• WHAT IS EXPECTED:
Copy the records below line for line, leaving out the pictures.

┌─ SUPPLIED INFORMATION

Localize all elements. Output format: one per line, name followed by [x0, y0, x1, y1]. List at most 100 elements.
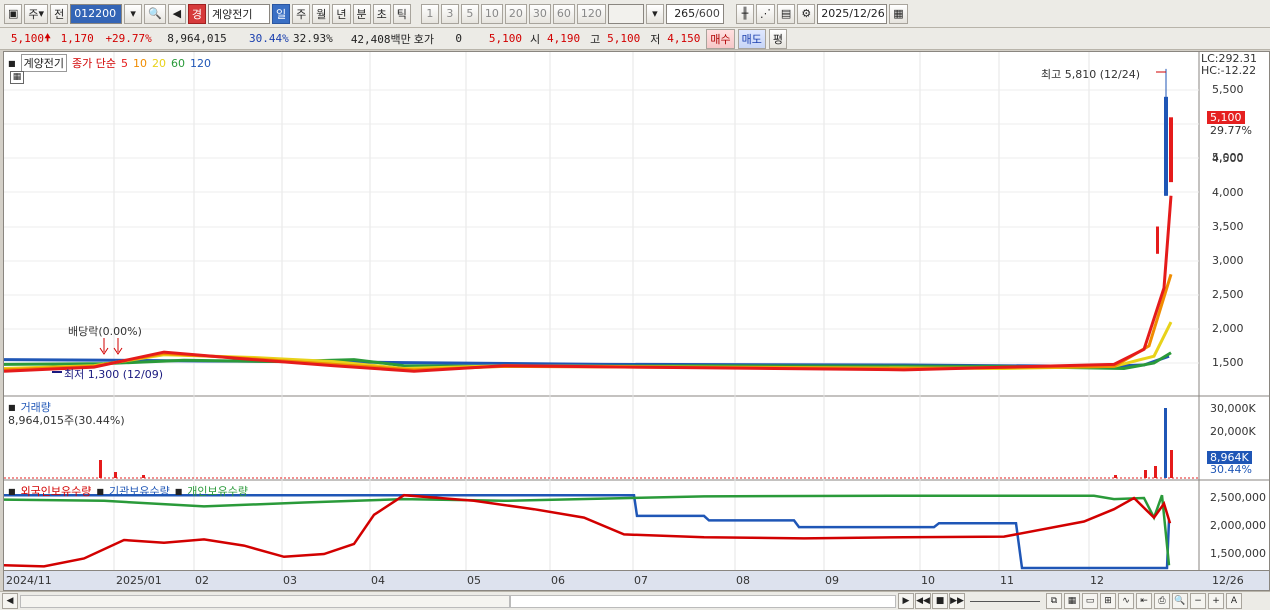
scroll-left-icon[interactable]: ◀: [2, 593, 18, 609]
volume-bar: [1144, 470, 1147, 478]
legend-foreign-holding[interactable]: 외국인보유수량: [21, 483, 92, 499]
period-minute-button[interactable]: 분: [352, 3, 371, 24]
code-dropdown-icon[interactable]: ▾: [124, 3, 143, 24]
chart-tool-icon[interactable]: ⊞: [1100, 593, 1116, 609]
buy-button[interactable]: 매수: [706, 28, 735, 49]
period-type-select[interactable]: 주 ▾: [24, 3, 49, 24]
volume-pct-tag: 30.44%: [1210, 463, 1252, 476]
search-icon[interactable]: 🔍: [144, 3, 166, 24]
save-icon[interactable]: ▤: [776, 3, 796, 24]
period-tick-button[interactable]: 틱: [392, 3, 411, 24]
rewind-icon[interactable]: ◀◀: [915, 593, 931, 609]
legend-ma-title[interactable]: 종가 단순: [72, 55, 116, 71]
minute-10-button[interactable]: 10: [480, 3, 503, 24]
period-label: 년: [336, 7, 347, 21]
legend-individual-holding[interactable]: 개인보유수량: [187, 483, 248, 499]
legend-square-icon: ■: [174, 486, 183, 496]
bottom-scrollbar[interactable]: ◀ ▶ ◀◀ ■ ▶▶ ⧉ ▦ ▭ ⊞ ∿ ⇤ ⎙ 🔍 − + A: [0, 591, 1270, 610]
legend-ma-120[interactable]: 120: [190, 57, 211, 70]
gear-icon[interactable]: ⚙: [797, 3, 816, 24]
draw-icon[interactable]: ∿: [1118, 593, 1134, 609]
minute-120-button[interactable]: 120: [576, 3, 606, 24]
legend-ma-10[interactable]: 10: [133, 57, 147, 70]
hold-y-tick: 2,500,000: [1210, 491, 1266, 504]
holding-legend: ■ 외국인보유수량 ■ 기관보유수량 ■ 개인보유수량: [8, 483, 248, 499]
prev-button[interactable]: 전: [50, 3, 69, 24]
minute-label: 10: [484, 7, 499, 20]
stock-code-input[interactable]: 012200: [70, 3, 123, 24]
y-tick: 4,500: [1212, 152, 1244, 165]
speaker-icon[interactable]: ◀: [167, 3, 186, 24]
period-label: 초: [376, 7, 387, 21]
quote-bar: 5,100 🠝 1,170 +29.77% 8,964,015 30.44% 3…: [0, 28, 1270, 50]
x-tick: 02: [195, 574, 209, 587]
custom-period-input[interactable]: [607, 3, 644, 24]
window-icon[interactable]: ▭: [1082, 593, 1098, 609]
fit-icon[interactable]: ⇤: [1136, 593, 1152, 609]
zoom-slider[interactable]: [970, 601, 1040, 602]
minute-3-button[interactable]: 3: [440, 3, 459, 24]
fast-forward-icon[interactable]: ▶▶: [949, 593, 965, 609]
candle-type-icon[interactable]: ╫: [735, 3, 754, 24]
price-change-pct: +29.77%: [105, 32, 152, 45]
stop-icon[interactable]: ■: [932, 593, 948, 609]
scroll-thumb[interactable]: [510, 595, 896, 608]
legend-ma-20[interactable]: 20: [152, 57, 166, 70]
period-day-button[interactable]: 일: [272, 3, 291, 24]
volume-bar: [114, 472, 117, 478]
y-tick: 5,500: [1212, 83, 1244, 96]
current-price-tag: 5,100: [1207, 111, 1245, 124]
sell-label: 매도: [741, 32, 762, 46]
zoom-icon[interactable]: 🔍: [1172, 593, 1188, 609]
minute-30-button[interactable]: 30: [528, 3, 551, 24]
minute-1-button[interactable]: 1: [420, 3, 439, 24]
minus-icon[interactable]: −: [1190, 593, 1206, 609]
minute-20-button[interactable]: 20: [504, 3, 527, 24]
date-input[interactable]: 2025/12/26: [817, 3, 888, 24]
grid-icon[interactable]: ▦: [1064, 593, 1080, 609]
minute-5-button[interactable]: 5: [460, 3, 479, 24]
vol-y-tick: 30,000K: [1210, 402, 1256, 415]
y-tick: 2,000: [1212, 322, 1244, 335]
period-week-button[interactable]: 주: [292, 3, 311, 24]
low-annotation: 최저 1,300 (12/09): [64, 368, 164, 381]
layout-icon[interactable]: ⧉: [1046, 593, 1062, 609]
chart-settings-icon[interactable]: ▣: [4, 3, 23, 24]
font-size-icon[interactable]: A: [1226, 593, 1242, 609]
data-count-field[interactable]: 265/600: [665, 3, 724, 24]
eval-button[interactable]: 평: [768, 28, 788, 49]
hold-y-tick: 2,000,000: [1210, 519, 1266, 532]
custom-period-dropdown-icon[interactable]: ▾: [645, 3, 664, 24]
minute-60-button[interactable]: 60: [552, 3, 575, 24]
plus-icon[interactable]: +: [1208, 593, 1224, 609]
legend-ma-60[interactable]: 60: [171, 57, 185, 70]
sell-button[interactable]: 매도: [737, 28, 766, 49]
legend-ma-5[interactable]: 5: [121, 57, 128, 70]
stock-name-field[interactable]: 계양전기: [208, 3, 271, 24]
period-month-button[interactable]: 월: [312, 3, 331, 24]
print-icon[interactable]: ⎙: [1154, 593, 1170, 609]
line-tool-icon[interactable]: ⋰: [755, 3, 775, 24]
period-second-button[interactable]: 초: [372, 3, 391, 24]
legend-stock-name[interactable]: 계양전기: [20, 54, 68, 72]
y-tick: 1,500: [1212, 356, 1244, 369]
calendar-icon[interactable]: ▦: [889, 3, 908, 24]
dividend-annotation: 배당락(0.00%): [68, 325, 142, 338]
y-tick: 3,000: [1212, 254, 1244, 267]
stock-name: 계양전기: [212, 7, 253, 21]
volume-value: 8,964,015: [167, 32, 227, 45]
x-tick: 07: [634, 574, 648, 587]
scroll-track[interactable]: [20, 595, 510, 608]
view-tools: ⧉ ▦ ▭ ⊞ ∿ ⇤ ⎙ 🔍 − + A: [1046, 593, 1242, 609]
prev-label: 전: [54, 7, 65, 21]
current-price: 5,100: [10, 32, 44, 45]
legend-square-icon: ■: [8, 58, 16, 68]
chart-area[interactable]: ■ 계양전기 종가 단순 5 10 20 60 120 ▦ LC:292.31 …: [3, 51, 1270, 591]
y-tick: 2,500: [1212, 288, 1244, 301]
hoga-label: 호가: [413, 32, 435, 46]
play-icon[interactable]: ▶: [898, 593, 914, 609]
legend-institution-holding[interactable]: 기관보유수량: [109, 483, 170, 499]
turnover-rate: 32.93%: [293, 32, 333, 45]
table-view-icon[interactable]: ▦: [10, 71, 24, 84]
period-year-button[interactable]: 년: [332, 3, 351, 24]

└─

• IN RESPONSE:
Localize all elements. Output format: one per line, name followed by [x0, y0, x1, y1]. List at most 100 elements.
scroll-left-icon[interactable]: ◀: [2, 593, 18, 609]
volume-bar: [1144, 470, 1147, 478]
legend-foreign-holding[interactable]: 외국인보유수량: [21, 483, 92, 499]
period-minute-button[interactable]: 분: [352, 3, 371, 24]
code-dropdown-icon[interactable]: ▾: [124, 3, 143, 24]
chart-tool-icon[interactable]: ⊞: [1100, 593, 1116, 609]
buy-button[interactable]: 매수: [706, 28, 735, 49]
period-type-select[interactable]: 주 ▾: [24, 3, 49, 24]
volume-pct-tag: 30.44%: [1210, 463, 1252, 476]
search-icon[interactable]: 🔍: [144, 3, 166, 24]
save-icon[interactable]: ▤: [776, 3, 796, 24]
period-tick-button[interactable]: 틱: [392, 3, 411, 24]
rewind-icon[interactable]: ◀◀: [915, 593, 931, 609]
legend-ma-title[interactable]: 종가 단순: [72, 55, 116, 71]
minute-10-button[interactable]: 10: [480, 3, 503, 24]
period-label: 년: [336, 7, 347, 21]
legend-individual-holding[interactable]: 개인보유수량: [187, 483, 248, 499]
legend-square-icon: ■: [174, 486, 183, 496]
bottom-scrollbar[interactable]: ◀ ▶ ◀◀ ■ ▶▶ ⧉ ▦ ▭ ⊞ ∿ ⇤ ⎙ 🔍 − + A: [0, 591, 1270, 610]
legend-ma-120[interactable]: 120: [190, 57, 211, 70]
gear-icon[interactable]: ⚙: [797, 3, 816, 24]
draw-icon[interactable]: ∿: [1118, 593, 1134, 609]
minute-120-button[interactable]: 120: [576, 3, 606, 24]
legend-ma-10[interactable]: 10: [133, 57, 147, 70]
hold-y-tick: 2,500,000: [1210, 491, 1266, 504]
holding-legend: ■ 외국인보유수량 ■ 기관보유수량 ■ 개인보유수량: [8, 483, 248, 499]
prev-button[interactable]: 전: [50, 3, 69, 24]
minute-label: 10: [484, 7, 499, 20]
stock-code-input[interactable]: 012200: [70, 3, 123, 24]
y-tick: 4,500: [1212, 152, 1244, 165]
speaker-icon[interactable]: ◀: [167, 3, 186, 24]
period-label: 초: [376, 7, 387, 21]
quote-bar: 5,100 🠝 1,170 +29.77% 8,964,015 30.44% 3…: [0, 28, 1270, 50]
x-tick: 02: [195, 574, 209, 587]
custom-period-input[interactable]: [607, 3, 644, 24]
window-icon[interactable]: ▭: [1082, 593, 1098, 609]
fit-icon[interactable]: ⇤: [1136, 593, 1152, 609]
zoom-slider[interactable]: [970, 601, 1040, 602]
minute-3-button[interactable]: 3: [440, 3, 459, 24]
fast-forward-icon[interactable]: ▶▶: [949, 593, 965, 609]
candle-type-icon[interactable]: ╫: [735, 3, 754, 24]
price-change-pct: +29.77%: [105, 32, 152, 45]
stop-icon[interactable]: ■: [932, 593, 948, 609]
scroll-thumb[interactable]: [510, 595, 896, 608]
legend-ma-20[interactable]: 20: [152, 57, 166, 70]
period-day-button[interactable]: 일: [272, 3, 291, 24]
volume-bar: [114, 472, 117, 478]
y-tick: 5,500: [1212, 83, 1244, 96]
current-price-tag: 5,100: [1207, 111, 1245, 124]
sell-label: 매도: [741, 32, 762, 46]
zoom-icon[interactable]: 🔍: [1172, 593, 1188, 609]
minute-30-button[interactable]: 30: [528, 3, 551, 24]
minute-1-button[interactable]: 1: [420, 3, 439, 24]
minus-icon[interactable]: −: [1190, 593, 1206, 609]
minute-20-button[interactable]: 20: [504, 3, 527, 24]
date-input[interactable]: 2025/12/26: [817, 3, 888, 24]
grid-icon[interactable]: ▦: [1064, 593, 1080, 609]
minute-5-button[interactable]: 5: [460, 3, 479, 24]
vol-y-tick: 30,000K: [1210, 402, 1256, 415]
y-tick: 2,000: [1212, 322, 1244, 335]
period-week-button[interactable]: 주: [292, 3, 311, 24]
low-annotation: 최저 1,300 (12/09): [64, 368, 164, 381]
layout-icon[interactable]: ⧉: [1046, 593, 1062, 609]
chart-settings-icon[interactable]: ▣: [4, 3, 23, 24]
font-size-icon[interactable]: A: [1226, 593, 1242, 609]
data-count-field[interactable]: 265/600: [665, 3, 724, 24]
eval-button[interactable]: 평: [768, 28, 788, 49]
hold-y-tick: 2,000,000: [1210, 519, 1266, 532]
custom-period-dropdown-icon[interactable]: ▾: [645, 3, 664, 24]
minute-60-button[interactable]: 60: [552, 3, 575, 24]
plus-icon[interactable]: +: [1208, 593, 1224, 609]
legend-ma-60[interactable]: 60: [171, 57, 185, 70]
sell-button[interactable]: 매도: [737, 28, 766, 49]
legend-ma-5[interactable]: 5: [121, 57, 128, 70]
stock-name-field[interactable]: 계양전기: [208, 3, 271, 24]
period-month-button[interactable]: 월: [312, 3, 331, 24]
print-icon[interactable]: ⎙: [1154, 593, 1170, 609]
line-tool-icon[interactable]: ⋰: [755, 3, 775, 24]
period-second-button[interactable]: 초: [372, 3, 391, 24]
legend-stock-name[interactable]: 계양전기: [20, 54, 68, 72]
y-tick: 1,500: [1212, 356, 1244, 369]
calendar-icon[interactable]: ▦: [889, 3, 908, 24]
dividend-annotation: 배당락(0.00%): [68, 325, 142, 338]
y-tick: 3,000: [1212, 254, 1244, 267]
stock-name: 계양전기: [212, 7, 253, 21]
volume-value: 8,964,015: [167, 32, 227, 45]
x-tick: 07: [634, 574, 648, 587]
scroll-track[interactable]: [20, 595, 510, 608]
view-tools: ⧉ ▦ ▭ ⊞ ∿ ⇤ ⎙ 🔍 − + A: [1046, 593, 1242, 609]
prev-label: 전: [54, 7, 65, 21]
current-price: 5,100: [10, 32, 44, 45]
legend-square-icon: ■: [8, 58, 16, 68]
chart-area[interactable]: ■ 계양전기 종가 단순 5 10 20 60 120 ▦ LC:292.31 …: [3, 51, 1270, 591]
y-tick: 2,500: [1212, 288, 1244, 301]
hoga-label: 호가: [413, 32, 435, 46]
play-icon[interactable]: ▶: [898, 593, 914, 609]
legend-institution-holding[interactable]: 기관보유수량: [109, 483, 170, 499]
turnover-rate: 32.93%: [293, 32, 333, 45]
table-view-icon[interactable]: ▦: [10, 71, 24, 84]
period-year-button[interactable]: 년: [332, 3, 351, 24]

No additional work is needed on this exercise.